- _Task description_
Quote the listing below in full and exactly as written, but omit every picture.

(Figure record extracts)
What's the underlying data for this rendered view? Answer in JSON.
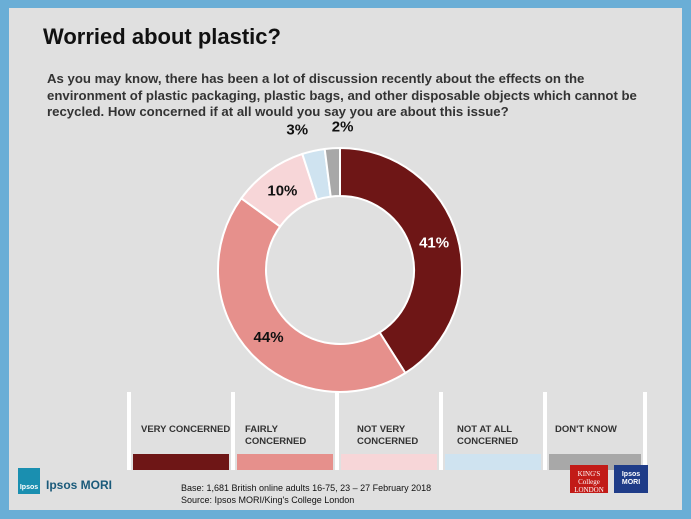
{
  "title": "Worried about plastic?",
  "question": "As you may know, there has been a lot of discussion recently about the effects on the environment of plastic packaging, plastic bags, and other disposable objects which cannot be recycled. How concerned if at all would you say you are about this issue?",
  "chart_data": {
    "type": "pie",
    "donut": true,
    "categories": [
      "VERY CONCERNED",
      "FAIRLY CONCERNED",
      "NOT VERY CONCERNED",
      "NOT AT ALL CONCERNED",
      "DON'T KNOW"
    ],
    "values": [
      41,
      44,
      10,
      3,
      2
    ],
    "labels": [
      "41%",
      "44%",
      "10%",
      "3%",
      "2%"
    ],
    "colors": [
      "#6e1616",
      "#e6908c",
      "#f7d6d8",
      "#cfe3f0",
      "#a8a8a8"
    ],
    "legend_position": "bottom"
  },
  "footer": {
    "base": "Base: 1,681 British online adults 16-75, 23 – 27 February 2018",
    "source": "Source: Ipsos MORI/King's College London"
  },
  "logos": {
    "ipsos_mark": "Ipsos",
    "ipsos_name": "Ipsos MORI",
    "kcl_line1": "KING'S",
    "kcl_line2": "College",
    "kcl_line3": "LONDON",
    "mori_line1": "Ipsos",
    "mori_line2": "MORI"
  }
}
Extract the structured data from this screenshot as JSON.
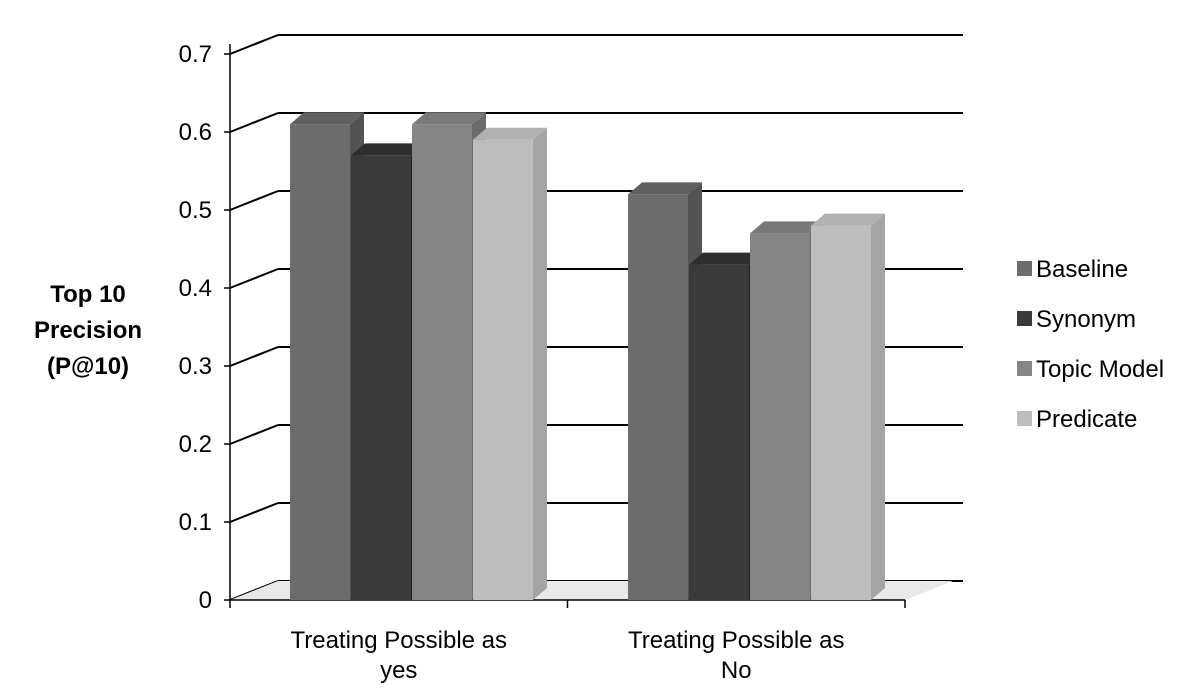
{
  "chart_data": {
    "type": "bar",
    "style": "3d-clustered-column",
    "ylabel": [
      "Top 10",
      "Precision",
      "(P@10)"
    ],
    "xlabel": "",
    "title": "",
    "ylim": [
      0,
      0.7
    ],
    "yticks": [
      0,
      0.1,
      0.2,
      0.3,
      0.4,
      0.5,
      0.6,
      0.7
    ],
    "ytick_labels": [
      "0",
      "0.1",
      "0.2",
      "0.3",
      "0.4",
      "0.5",
      "0.6",
      "0.7"
    ],
    "grid": true,
    "legend_position": "right",
    "categories": [
      [
        "Treating Possible as",
        "yes"
      ],
      [
        "Treating Possible as",
        "No"
      ]
    ],
    "series": [
      {
        "name": "Baseline",
        "values": [
          0.61,
          0.52
        ],
        "color": "#6c6c6c"
      },
      {
        "name": "Synonym",
        "values": [
          0.57,
          0.43
        ],
        "color": "#3a3a3a"
      },
      {
        "name": "Topic Model",
        "values": [
          0.61,
          0.47
        ],
        "color": "#858585"
      },
      {
        "name": "Predicate",
        "values": [
          0.59,
          0.48
        ],
        "color": "#bdbdbd"
      }
    ]
  }
}
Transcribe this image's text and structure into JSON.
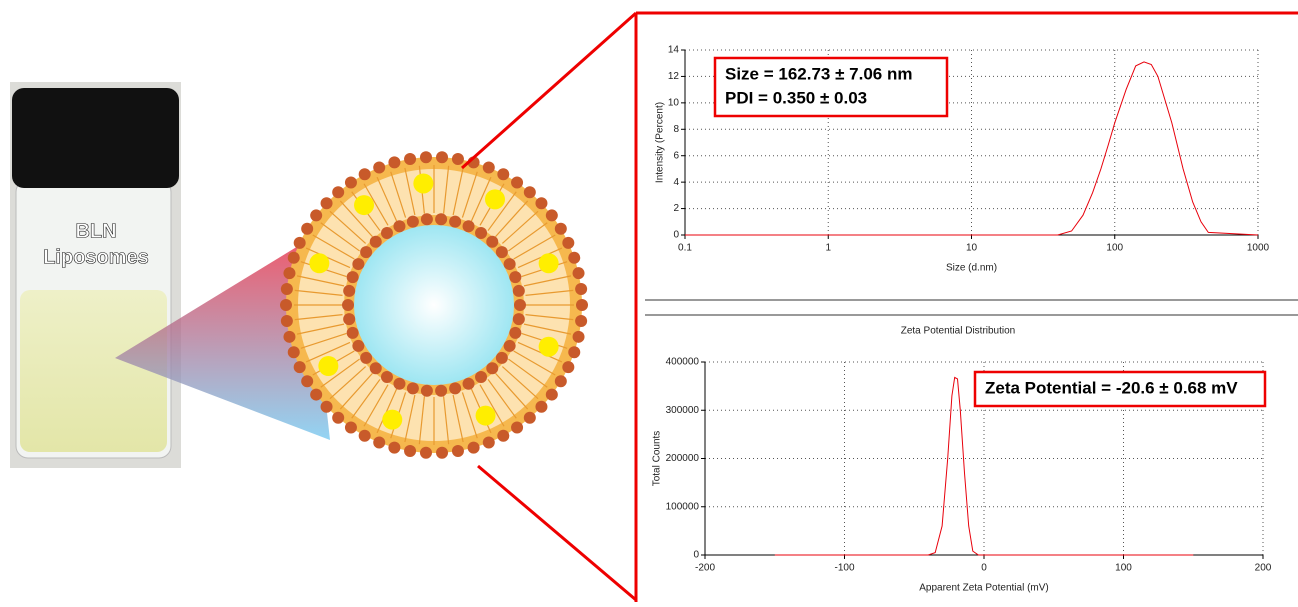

- _Answer in full_
What's the underlying data for this rendered view? Answer in JSON.
{
  "title": "Worried about plastic?",
  "question": "As you may know, there has been a lot of discussion recently about the effects on the environment of plastic packaging, plastic bags, and other disposable objects which cannot be recycled. How concerned if at all would you say you are about this issue?",
  "chart_data": {
    "type": "pie",
    "donut": true,
    "categories": [
      "VERY CONCERNED",
      "FAIRLY CONCERNED",
      "NOT VERY CONCERNED",
      "NOT AT ALL CONCERNED",
      "DON'T KNOW"
    ],
    "values": [
      41,
      44,
      10,
      3,
      2
    ],
    "labels": [
      "41%",
      "44%",
      "10%",
      "3%",
      "2%"
    ],
    "colors": [
      "#6e1616",
      "#e6908c",
      "#f7d6d8",
      "#cfe3f0",
      "#a8a8a8"
    ],
    "legend_position": "bottom"
  },
  "footer": {
    "base": "Base: 1,681 British online adults 16-75, 23 – 27 February 2018",
    "source": "Source: Ipsos MORI/King's College London"
  },
  "logos": {
    "ipsos_mark": "Ipsos",
    "ipsos_name": "Ipsos MORI",
    "kcl_line1": "KING'S",
    "kcl_line2": "College",
    "kcl_line3": "LONDON",
    "mori_line1": "Ipsos",
    "mori_line2": "MORI"
  }
}
Extract the structured data from this screenshot as JSON.
{
  "chart_data": {
    "type": "bar",
    "style": "3d-clustered-column",
    "ylabel": [
      "Top 10",
      "Precision",
      "(P@10)"
    ],
    "xlabel": "",
    "title": "",
    "ylim": [
      0,
      0.7
    ],
    "yticks": [
      0,
      0.1,
      0.2,
      0.3,
      0.4,
      0.5,
      0.6,
      0.7
    ],
    "ytick_labels": [
      "0",
      "0.1",
      "0.2",
      "0.3",
      "0.4",
      "0.5",
      "0.6",
      "0.7"
    ],
    "grid": true,
    "legend_position": "right",
    "categories": [
      [
        "Treating Possible as",
        "yes"
      ],
      [
        "Treating Possible as",
        "No"
      ]
    ],
    "series": [
      {
        "name": "Baseline",
        "values": [
          0.61,
          0.52
        ],
        "color": "#6c6c6c"
      },
      {
        "name": "Synonym",
        "values": [
          0.57,
          0.43
        ],
        "color": "#3a3a3a"
      },
      {
        "name": "Topic Model",
        "values": [
          0.61,
          0.47
        ],
        "color": "#858585"
      },
      {
        "name": "Predicate",
        "values": [
          0.59,
          0.48
        ],
        "color": "#bdbdbd"
      }
    ]
  }
}
Transcribe this image's text and structure into JSON.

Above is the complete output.